* **Short task**:
In the rows below, switch every "GREEN HILL" to "GREEN LANE" and leave everything else as it is.
--- START Material provided ---
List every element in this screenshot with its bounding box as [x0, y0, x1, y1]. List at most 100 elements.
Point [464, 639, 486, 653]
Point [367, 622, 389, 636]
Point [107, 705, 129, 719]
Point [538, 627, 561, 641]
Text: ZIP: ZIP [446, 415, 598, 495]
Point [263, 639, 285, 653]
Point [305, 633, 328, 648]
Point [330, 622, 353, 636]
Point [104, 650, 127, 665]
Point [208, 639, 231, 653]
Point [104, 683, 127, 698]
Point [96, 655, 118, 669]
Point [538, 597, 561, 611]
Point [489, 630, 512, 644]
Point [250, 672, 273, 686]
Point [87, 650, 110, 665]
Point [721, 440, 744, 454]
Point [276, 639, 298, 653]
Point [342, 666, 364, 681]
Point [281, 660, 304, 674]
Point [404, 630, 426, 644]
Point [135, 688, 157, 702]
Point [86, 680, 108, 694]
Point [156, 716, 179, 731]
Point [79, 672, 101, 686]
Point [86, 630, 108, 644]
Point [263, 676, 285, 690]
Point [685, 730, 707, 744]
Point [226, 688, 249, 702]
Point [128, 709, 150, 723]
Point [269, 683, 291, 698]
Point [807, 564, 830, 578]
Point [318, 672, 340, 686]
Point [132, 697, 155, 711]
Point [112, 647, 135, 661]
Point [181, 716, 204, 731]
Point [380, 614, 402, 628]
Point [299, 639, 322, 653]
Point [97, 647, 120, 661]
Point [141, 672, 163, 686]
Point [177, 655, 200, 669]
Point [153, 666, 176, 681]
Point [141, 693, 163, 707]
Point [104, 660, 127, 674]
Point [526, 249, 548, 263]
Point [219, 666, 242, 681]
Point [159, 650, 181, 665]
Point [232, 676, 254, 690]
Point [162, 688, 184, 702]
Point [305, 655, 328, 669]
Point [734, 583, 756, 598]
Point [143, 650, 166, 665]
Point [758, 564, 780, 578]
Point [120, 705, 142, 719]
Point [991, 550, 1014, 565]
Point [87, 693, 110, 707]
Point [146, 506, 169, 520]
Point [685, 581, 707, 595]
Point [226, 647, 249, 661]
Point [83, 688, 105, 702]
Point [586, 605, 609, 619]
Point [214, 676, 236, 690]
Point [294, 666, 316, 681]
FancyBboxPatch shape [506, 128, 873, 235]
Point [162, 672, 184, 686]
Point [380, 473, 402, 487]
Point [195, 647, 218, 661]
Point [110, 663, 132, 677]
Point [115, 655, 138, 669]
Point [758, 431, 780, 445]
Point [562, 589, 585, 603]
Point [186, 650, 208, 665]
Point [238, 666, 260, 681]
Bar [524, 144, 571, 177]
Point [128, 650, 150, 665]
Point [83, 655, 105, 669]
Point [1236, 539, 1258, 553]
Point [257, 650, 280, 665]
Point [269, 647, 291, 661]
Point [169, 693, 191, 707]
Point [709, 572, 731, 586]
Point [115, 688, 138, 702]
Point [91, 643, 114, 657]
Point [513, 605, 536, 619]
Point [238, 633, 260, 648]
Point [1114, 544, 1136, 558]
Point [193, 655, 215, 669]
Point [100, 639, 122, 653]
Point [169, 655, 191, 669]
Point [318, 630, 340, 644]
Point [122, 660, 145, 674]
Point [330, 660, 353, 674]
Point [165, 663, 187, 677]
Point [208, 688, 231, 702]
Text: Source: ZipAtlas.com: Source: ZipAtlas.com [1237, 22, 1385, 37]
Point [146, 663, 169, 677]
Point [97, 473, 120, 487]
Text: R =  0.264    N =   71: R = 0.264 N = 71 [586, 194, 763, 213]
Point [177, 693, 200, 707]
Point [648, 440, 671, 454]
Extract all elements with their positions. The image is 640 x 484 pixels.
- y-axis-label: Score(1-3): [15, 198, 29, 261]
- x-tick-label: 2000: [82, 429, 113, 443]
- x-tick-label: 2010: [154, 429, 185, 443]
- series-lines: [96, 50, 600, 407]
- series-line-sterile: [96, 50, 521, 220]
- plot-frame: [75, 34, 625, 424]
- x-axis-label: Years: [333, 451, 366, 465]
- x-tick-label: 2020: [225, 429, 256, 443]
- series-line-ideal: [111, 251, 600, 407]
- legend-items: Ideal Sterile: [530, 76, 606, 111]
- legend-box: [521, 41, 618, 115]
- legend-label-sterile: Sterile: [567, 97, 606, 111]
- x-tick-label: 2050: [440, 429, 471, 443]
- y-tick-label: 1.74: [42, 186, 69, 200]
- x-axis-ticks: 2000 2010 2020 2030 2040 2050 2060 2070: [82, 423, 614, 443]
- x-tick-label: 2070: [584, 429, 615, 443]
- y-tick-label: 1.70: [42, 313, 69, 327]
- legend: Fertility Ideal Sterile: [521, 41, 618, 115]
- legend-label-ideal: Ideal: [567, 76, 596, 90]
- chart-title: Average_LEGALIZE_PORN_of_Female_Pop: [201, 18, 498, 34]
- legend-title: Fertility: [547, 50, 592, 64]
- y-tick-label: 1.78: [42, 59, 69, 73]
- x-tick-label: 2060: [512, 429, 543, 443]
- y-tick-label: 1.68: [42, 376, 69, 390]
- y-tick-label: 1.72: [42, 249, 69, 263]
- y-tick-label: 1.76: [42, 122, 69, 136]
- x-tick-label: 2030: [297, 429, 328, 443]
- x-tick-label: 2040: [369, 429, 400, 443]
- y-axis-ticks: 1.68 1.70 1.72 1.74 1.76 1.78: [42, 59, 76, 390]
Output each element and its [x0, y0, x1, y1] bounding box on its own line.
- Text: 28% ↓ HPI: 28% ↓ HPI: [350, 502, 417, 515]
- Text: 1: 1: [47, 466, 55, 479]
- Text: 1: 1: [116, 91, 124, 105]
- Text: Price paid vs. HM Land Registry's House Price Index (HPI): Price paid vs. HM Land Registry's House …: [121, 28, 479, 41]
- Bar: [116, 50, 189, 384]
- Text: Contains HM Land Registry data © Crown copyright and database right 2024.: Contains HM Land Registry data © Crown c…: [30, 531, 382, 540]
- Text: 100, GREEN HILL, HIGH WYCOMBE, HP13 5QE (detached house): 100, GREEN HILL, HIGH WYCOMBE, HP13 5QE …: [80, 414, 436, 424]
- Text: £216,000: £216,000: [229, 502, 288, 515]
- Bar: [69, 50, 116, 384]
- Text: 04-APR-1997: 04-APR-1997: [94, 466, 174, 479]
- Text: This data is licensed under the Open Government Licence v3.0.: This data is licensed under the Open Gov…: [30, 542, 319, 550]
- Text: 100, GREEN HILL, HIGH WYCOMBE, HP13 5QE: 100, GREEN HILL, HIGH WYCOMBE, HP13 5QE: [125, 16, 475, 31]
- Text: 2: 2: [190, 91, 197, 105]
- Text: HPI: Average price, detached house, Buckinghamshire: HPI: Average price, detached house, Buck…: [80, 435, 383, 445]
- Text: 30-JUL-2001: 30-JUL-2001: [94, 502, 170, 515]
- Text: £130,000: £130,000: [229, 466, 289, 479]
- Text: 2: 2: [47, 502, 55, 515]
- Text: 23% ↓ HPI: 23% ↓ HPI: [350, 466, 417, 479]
--- END Material provided ---
* **Solution for this task**:
List every element in this screenshot with its bounding box as [x0, y0, x1, y1]. List at most 100 elements.
Point [464, 639, 486, 653]
Point [367, 622, 389, 636]
Point [107, 705, 129, 719]
Point [538, 627, 561, 641]
Text: ZIP: ZIP [446, 415, 598, 495]
Point [263, 639, 285, 653]
Point [305, 633, 328, 648]
Point [330, 622, 353, 636]
Point [104, 650, 127, 665]
Point [208, 639, 231, 653]
Point [104, 683, 127, 698]
Point [96, 655, 118, 669]
Point [538, 597, 561, 611]
Point [489, 630, 512, 644]
Point [250, 672, 273, 686]
Point [87, 650, 110, 665]
Point [721, 440, 744, 454]
Point [276, 639, 298, 653]
Point [342, 666, 364, 681]
Point [281, 660, 304, 674]
Point [404, 630, 426, 644]
Point [135, 688, 157, 702]
Point [86, 680, 108, 694]
Point [156, 716, 179, 731]
Point [79, 672, 101, 686]
Point [86, 630, 108, 644]
Point [263, 676, 285, 690]
Point [685, 730, 707, 744]
Point [226, 688, 249, 702]
Point [128, 709, 150, 723]
Point [269, 683, 291, 698]
Point [807, 564, 830, 578]
Point [318, 672, 340, 686]
Point [132, 697, 155, 711]
Point [112, 647, 135, 661]
Point [181, 716, 204, 731]
Point [380, 614, 402, 628]
Point [299, 639, 322, 653]
Point [97, 647, 120, 661]
Point [141, 672, 163, 686]
Point [177, 655, 200, 669]
Point [153, 666, 176, 681]
Point [141, 693, 163, 707]
Point [104, 660, 127, 674]
Point [526, 249, 548, 263]
Point [219, 666, 242, 681]
Point [159, 650, 181, 665]
Point [232, 676, 254, 690]
Point [162, 688, 184, 702]
Point [305, 655, 328, 669]
Point [734, 583, 756, 598]
Point [143, 650, 166, 665]
Point [758, 564, 780, 578]
Point [120, 705, 142, 719]
Point [991, 550, 1014, 565]
Point [87, 693, 110, 707]
Point [146, 506, 169, 520]
Point [685, 581, 707, 595]
Point [226, 647, 249, 661]
Point [83, 688, 105, 702]
Point [586, 605, 609, 619]
Point [214, 676, 236, 690]
Point [294, 666, 316, 681]
FancyBboxPatch shape [506, 128, 873, 235]
Point [162, 672, 184, 686]
Point [380, 473, 402, 487]
Point [195, 647, 218, 661]
Point [110, 663, 132, 677]
Point [115, 655, 138, 669]
Point [758, 431, 780, 445]
Point [562, 589, 585, 603]
Point [186, 650, 208, 665]
Point [238, 666, 260, 681]
Bar [524, 144, 571, 177]
Point [128, 650, 150, 665]
Point [83, 655, 105, 669]
Point [1236, 539, 1258, 553]
Point [257, 650, 280, 665]
Point [269, 647, 291, 661]
Point [169, 693, 191, 707]
Point [709, 572, 731, 586]
Point [115, 688, 138, 702]
Point [91, 643, 114, 657]
Point [513, 605, 536, 619]
Point [238, 633, 260, 648]
Point [1114, 544, 1136, 558]
Point [193, 655, 215, 669]
Point [100, 639, 122, 653]
Point [169, 655, 191, 669]
Point [318, 630, 340, 644]
Point [122, 660, 145, 674]
Point [330, 660, 353, 674]
Point [165, 663, 187, 677]
Point [208, 688, 231, 702]
Text: Source: ZipAtlas.com: Source: ZipAtlas.com [1237, 22, 1385, 37]
Point [146, 663, 169, 677]
Point [97, 473, 120, 487]
Text: R =  0.264    N =   71: R = 0.264 N = 71 [586, 194, 763, 213]
Point [177, 693, 200, 707]
Point [648, 440, 671, 454]
Extract all elements with their positions. The image is 640 x 484 pixels.
- y-axis-label: Score(1-3): [15, 198, 29, 261]
- x-tick-label: 2000: [82, 429, 113, 443]
- x-tick-label: 2010: [154, 429, 185, 443]
- series-lines: [96, 50, 600, 407]
- series-line-sterile: [96, 50, 521, 220]
- plot-frame: [75, 34, 625, 424]
- x-axis-label: Years: [333, 451, 366, 465]
- x-tick-label: 2020: [225, 429, 256, 443]
- series-line-ideal: [111, 251, 600, 407]
- legend-items: Ideal Sterile: [530, 76, 606, 111]
- legend-box: [521, 41, 618, 115]
- legend-label-sterile: Sterile: [567, 97, 606, 111]
- x-tick-label: 2050: [440, 429, 471, 443]
- y-tick-label: 1.74: [42, 186, 69, 200]
- x-axis-ticks: 2000 2010 2020 2030 2040 2050 2060 2070: [82, 423, 614, 443]
- x-tick-label: 2070: [584, 429, 615, 443]
- y-tick-label: 1.70: [42, 313, 69, 327]
- legend: Fertility Ideal Sterile: [521, 41, 618, 115]
- legend-label-ideal: Ideal: [567, 76, 596, 90]
- chart-title: Average_LEGALIZE_PORN_of_Female_Pop: [201, 18, 498, 34]
- legend-title: Fertility: [547, 50, 592, 64]
- y-tick-label: 1.78: [42, 59, 69, 73]
- x-tick-label: 2060: [512, 429, 543, 443]
- y-tick-label: 1.68: [42, 376, 69, 390]
- y-tick-label: 1.72: [42, 249, 69, 263]
- y-tick-label: 1.76: [42, 122, 69, 136]
- x-tick-label: 2030: [297, 429, 328, 443]
- x-tick-label: 2040: [369, 429, 400, 443]
- y-axis-ticks: 1.68 1.70 1.72 1.74 1.76 1.78: [42, 59, 76, 390]
Output each element and its [x0, y0, x1, y1] bounding box on its own line.
- Text: 28% ↓ HPI: 28% ↓ HPI: [350, 502, 417, 515]
- Text: 1: 1: [47, 466, 55, 479]
- Text: 1: 1: [116, 91, 124, 105]
- Text: Price paid vs. HM Land Registry's House Price Index (HPI): Price paid vs. HM Land Registry's House …: [121, 28, 479, 41]
- Bar: [116, 50, 189, 384]
- Text: Contains HM Land Registry data © Crown copyright and database right 2024.: Contains HM Land Registry data © Crown c…: [30, 531, 382, 540]
- Text: 100, GREEN LANE, HIGH WYCOMBE, HP13 5QE (detached house): 100, GREEN LANE, HIGH WYCOMBE, HP13 5QE …: [80, 414, 436, 424]
- Text: £216,000: £216,000: [229, 502, 288, 515]
- Bar: [69, 50, 116, 384]
- Text: 04-APR-1997: 04-APR-1997: [94, 466, 174, 479]
- Text: This data is licensed under the Open Government Licence v3.0.: This data is licensed under the Open Gov…: [30, 542, 319, 550]
- Text: 100, GREEN LANE, HIGH WYCOMBE, HP13 5QE: 100, GREEN LANE, HIGH WYCOMBE, HP13 5QE: [125, 16, 475, 31]
- Text: 2: 2: [190, 91, 197, 105]
- Text: HPI: Average price, detached house, Buckinghamshire: HPI: Average price, detached house, Buck…: [80, 435, 383, 445]
- Text: 30-JUL-2001: 30-JUL-2001: [94, 502, 170, 515]
- Text: £130,000: £130,000: [229, 466, 289, 479]
- Text: 2: 2: [47, 502, 55, 515]
- Text: 23% ↓ HPI: 23% ↓ HPI: [350, 466, 417, 479]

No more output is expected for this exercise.